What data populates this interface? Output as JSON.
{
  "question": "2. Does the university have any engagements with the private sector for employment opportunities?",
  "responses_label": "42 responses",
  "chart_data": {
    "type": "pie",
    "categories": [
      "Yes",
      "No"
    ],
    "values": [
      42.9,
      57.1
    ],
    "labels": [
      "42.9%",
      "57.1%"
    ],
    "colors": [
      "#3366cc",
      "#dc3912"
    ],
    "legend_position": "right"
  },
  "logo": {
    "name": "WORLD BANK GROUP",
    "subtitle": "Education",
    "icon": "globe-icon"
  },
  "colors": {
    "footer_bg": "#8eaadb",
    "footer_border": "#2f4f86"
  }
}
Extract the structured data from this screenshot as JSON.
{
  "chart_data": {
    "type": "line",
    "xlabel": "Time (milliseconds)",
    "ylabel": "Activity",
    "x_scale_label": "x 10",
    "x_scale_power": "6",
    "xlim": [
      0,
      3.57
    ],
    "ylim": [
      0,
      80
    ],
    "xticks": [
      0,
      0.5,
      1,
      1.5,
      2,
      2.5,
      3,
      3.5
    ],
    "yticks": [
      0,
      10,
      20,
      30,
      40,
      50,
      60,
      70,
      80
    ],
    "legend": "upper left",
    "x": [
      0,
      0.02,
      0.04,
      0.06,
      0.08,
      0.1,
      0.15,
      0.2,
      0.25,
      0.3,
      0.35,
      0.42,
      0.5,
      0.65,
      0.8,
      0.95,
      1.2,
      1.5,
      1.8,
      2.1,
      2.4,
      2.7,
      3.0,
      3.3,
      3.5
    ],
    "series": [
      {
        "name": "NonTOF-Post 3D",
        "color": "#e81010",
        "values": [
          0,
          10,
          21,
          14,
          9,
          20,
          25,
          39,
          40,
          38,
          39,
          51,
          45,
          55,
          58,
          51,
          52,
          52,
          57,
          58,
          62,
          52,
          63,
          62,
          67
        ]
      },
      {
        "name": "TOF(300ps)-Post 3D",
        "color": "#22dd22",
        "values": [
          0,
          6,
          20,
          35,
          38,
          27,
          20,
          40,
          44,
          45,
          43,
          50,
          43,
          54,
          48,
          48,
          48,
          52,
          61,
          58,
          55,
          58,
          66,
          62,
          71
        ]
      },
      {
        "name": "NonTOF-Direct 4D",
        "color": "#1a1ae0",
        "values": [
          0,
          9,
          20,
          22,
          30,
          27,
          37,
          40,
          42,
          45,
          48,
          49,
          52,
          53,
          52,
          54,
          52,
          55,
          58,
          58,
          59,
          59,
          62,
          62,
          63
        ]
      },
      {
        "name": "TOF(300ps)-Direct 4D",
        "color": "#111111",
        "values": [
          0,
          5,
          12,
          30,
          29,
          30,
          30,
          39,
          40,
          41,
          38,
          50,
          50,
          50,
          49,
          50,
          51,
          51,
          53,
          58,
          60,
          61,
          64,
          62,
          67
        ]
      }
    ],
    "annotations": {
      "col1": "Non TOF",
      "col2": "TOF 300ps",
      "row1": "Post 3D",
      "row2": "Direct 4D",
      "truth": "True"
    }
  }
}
==========
* **Problem details**: Give all the records again. Match them exactly.

* **Solution**:
What data populates this interface? Output as JSON.
{
  "question": "2. Does the university have any engagements with the private sector for employment opportunities?",
  "responses_label": "42 responses",
  "chart_data": {
    "type": "pie",
    "categories": [
      "Yes",
      "No"
    ],
    "values": [
      42.9,
      57.1
    ],
    "labels": [
      "42.9%",
      "57.1%"
    ],
    "colors": [
      "#3366cc",
      "#dc3912"
    ],
    "legend_position": "right"
  },
  "logo": {
    "name": "WORLD BANK GROUP",
    "subtitle": "Education",
    "icon": "globe-icon"
  },
  "colors": {
    "footer_bg": "#8eaadb",
    "footer_border": "#2f4f86"
  }
}
Extract the structured data from this screenshot as JSON.
{
  "chart_data": {
    "type": "line",
    "xlabel": "Time (milliseconds)",
    "ylabel": "Activity",
    "x_scale_label": "x 10",
    "x_scale_power": "6",
    "xlim": [
      0,
      3.57
    ],
    "ylim": [
      0,
      80
    ],
    "xticks": [
      0,
      0.5,
      1,
      1.5,
      2,
      2.5,
      3,
      3.5
    ],
    "yticks": [
      0,
      10,
      20,
      30,
      40,
      50,
      60,
      70,
      80
    ],
    "legend": "upper left",
    "x": [
      0,
      0.02,
      0.04,
      0.06,
      0.08,
      0.1,
      0.15,
      0.2,
      0.25,
      0.3,
      0.35,
      0.42,
      0.5,
      0.65,
      0.8,
      0.95,
      1.2,
      1.5,
      1.8,
      2.1,
      2.4,
      2.7,
      3.0,
      3.3,
      3.5
    ],
    "series": [
      {
        "name": "NonTOF-Post 3D",
        "color": "#e81010",
        "values": [
          0,
          10,
          21,
          14,
          9,
          20,
          25,
          39,
          40,
          38,
          39,
          51,
          45,
          55,
          58,
          51,
          52,
          52,
          57,
          58,
          62,
          52,
          63,
          62,
          67
        ]
      },
      {
        "name": "TOF(300ps)-Post 3D",
        "color": "#22dd22",
        "values": [
          0,
          6,
          20,
          35,
          38,
          27,
          20,
          40,
          44,
          45,
          43,
          50,
          43,
          54,
          48,
          48,
          48,
          52,
          61,
          58,
          55,
          58,
          66,
          62,
          71
        ]
      },
      {
        "name": "NonTOF-Direct 4D",
        "color": "#1a1ae0",
        "values": [
          0,
          9,
          20,
          22,
          30,
          27,
          37,
          40,
          42,
          45,
          48,
          49,
          52,
          53,
          52,
          54,
          52,
          55,
          58,
          58,
          59,
          59,
          62,
          62,
          63
        ]
      },
      {
        "name": "TOF(300ps)-Direct 4D",
        "color": "#111111",
        "values": [
          0,
          5,
          12,
          30,
          29,
          30,
          30,
          39,
          40,
          41,
          38,
          50,
          50,
          50,
          49,
          50,
          51,
          51,
          53,
          58,
          60,
          61,
          64,
          62,
          67
        ]
      }
    ],
    "annotations": {
      "col1": "Non TOF",
      "col2": "TOF 300ps",
      "row1": "Post 3D",
      "row2": "Direct 4D",
      "truth": "True"
    }
  }
}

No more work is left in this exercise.